'''

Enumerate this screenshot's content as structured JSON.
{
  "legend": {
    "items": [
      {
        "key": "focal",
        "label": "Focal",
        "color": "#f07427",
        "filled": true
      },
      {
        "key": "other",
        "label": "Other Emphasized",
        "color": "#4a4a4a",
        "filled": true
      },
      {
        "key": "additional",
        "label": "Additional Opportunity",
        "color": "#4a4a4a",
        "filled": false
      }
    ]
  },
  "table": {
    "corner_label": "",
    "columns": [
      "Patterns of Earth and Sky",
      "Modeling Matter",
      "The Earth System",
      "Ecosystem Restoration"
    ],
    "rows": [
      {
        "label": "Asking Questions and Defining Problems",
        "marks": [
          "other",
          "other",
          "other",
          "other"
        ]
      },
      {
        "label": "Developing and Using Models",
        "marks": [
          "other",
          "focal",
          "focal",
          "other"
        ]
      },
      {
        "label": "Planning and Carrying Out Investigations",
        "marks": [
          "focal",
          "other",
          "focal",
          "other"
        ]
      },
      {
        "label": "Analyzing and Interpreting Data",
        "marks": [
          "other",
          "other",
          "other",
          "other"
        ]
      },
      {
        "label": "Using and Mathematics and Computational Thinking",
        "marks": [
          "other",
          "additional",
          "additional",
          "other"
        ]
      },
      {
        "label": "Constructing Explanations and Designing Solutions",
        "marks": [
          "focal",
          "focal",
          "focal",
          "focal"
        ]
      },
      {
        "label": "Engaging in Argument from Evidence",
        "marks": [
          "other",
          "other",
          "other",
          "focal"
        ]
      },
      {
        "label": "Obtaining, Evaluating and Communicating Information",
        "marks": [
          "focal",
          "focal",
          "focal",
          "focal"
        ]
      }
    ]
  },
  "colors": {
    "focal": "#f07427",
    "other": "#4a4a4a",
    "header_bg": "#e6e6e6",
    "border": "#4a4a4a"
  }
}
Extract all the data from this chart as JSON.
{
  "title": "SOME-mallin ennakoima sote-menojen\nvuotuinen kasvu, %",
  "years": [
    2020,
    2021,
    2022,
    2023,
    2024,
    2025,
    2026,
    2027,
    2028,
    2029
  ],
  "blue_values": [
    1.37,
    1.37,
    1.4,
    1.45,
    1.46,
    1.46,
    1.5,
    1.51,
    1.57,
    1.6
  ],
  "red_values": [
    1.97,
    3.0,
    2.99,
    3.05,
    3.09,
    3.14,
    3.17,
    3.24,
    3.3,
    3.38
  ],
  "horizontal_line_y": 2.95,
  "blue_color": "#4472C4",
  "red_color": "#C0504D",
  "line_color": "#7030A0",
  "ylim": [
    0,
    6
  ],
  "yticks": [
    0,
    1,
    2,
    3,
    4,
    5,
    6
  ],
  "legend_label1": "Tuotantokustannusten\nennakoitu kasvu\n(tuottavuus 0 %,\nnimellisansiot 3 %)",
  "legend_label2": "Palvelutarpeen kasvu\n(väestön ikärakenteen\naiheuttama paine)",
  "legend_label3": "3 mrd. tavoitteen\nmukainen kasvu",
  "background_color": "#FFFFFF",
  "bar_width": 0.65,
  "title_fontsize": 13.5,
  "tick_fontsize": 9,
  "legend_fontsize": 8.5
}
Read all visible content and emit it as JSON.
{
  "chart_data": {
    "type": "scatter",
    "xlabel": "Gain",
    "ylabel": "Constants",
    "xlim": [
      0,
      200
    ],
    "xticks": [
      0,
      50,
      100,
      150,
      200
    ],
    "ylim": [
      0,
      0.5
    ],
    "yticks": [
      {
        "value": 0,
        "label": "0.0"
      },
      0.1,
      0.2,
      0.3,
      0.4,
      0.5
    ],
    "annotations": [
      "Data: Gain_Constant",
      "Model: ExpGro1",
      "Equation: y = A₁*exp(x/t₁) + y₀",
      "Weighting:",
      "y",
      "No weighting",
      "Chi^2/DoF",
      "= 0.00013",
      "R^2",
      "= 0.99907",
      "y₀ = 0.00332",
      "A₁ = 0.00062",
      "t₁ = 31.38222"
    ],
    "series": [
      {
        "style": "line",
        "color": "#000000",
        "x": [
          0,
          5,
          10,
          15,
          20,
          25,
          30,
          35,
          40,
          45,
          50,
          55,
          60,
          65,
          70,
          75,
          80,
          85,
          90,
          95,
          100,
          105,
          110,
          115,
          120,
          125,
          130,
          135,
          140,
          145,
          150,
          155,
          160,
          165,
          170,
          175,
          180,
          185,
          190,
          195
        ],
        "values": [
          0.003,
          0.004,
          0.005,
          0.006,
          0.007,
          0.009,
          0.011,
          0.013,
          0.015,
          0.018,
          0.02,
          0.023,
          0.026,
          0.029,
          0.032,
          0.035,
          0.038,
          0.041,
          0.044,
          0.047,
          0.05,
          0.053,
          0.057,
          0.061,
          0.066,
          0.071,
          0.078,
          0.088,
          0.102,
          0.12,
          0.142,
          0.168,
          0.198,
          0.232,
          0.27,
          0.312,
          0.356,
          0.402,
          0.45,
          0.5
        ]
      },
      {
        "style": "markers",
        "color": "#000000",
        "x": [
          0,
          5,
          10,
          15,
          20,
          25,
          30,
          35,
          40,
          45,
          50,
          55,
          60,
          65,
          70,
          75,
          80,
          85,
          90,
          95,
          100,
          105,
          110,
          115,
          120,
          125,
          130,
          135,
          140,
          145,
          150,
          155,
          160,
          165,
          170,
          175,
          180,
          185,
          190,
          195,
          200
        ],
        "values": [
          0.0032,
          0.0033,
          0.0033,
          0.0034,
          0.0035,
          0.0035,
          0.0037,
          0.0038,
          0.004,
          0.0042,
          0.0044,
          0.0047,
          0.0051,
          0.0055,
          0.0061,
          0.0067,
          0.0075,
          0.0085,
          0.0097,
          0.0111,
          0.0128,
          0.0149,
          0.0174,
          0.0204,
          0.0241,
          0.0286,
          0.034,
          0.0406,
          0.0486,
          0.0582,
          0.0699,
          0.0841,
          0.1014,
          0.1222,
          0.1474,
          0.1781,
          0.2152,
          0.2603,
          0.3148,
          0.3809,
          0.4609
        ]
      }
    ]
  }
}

'''

Your goal: Give only the number of lines in the entries above that contain the string "this".

Reply: 2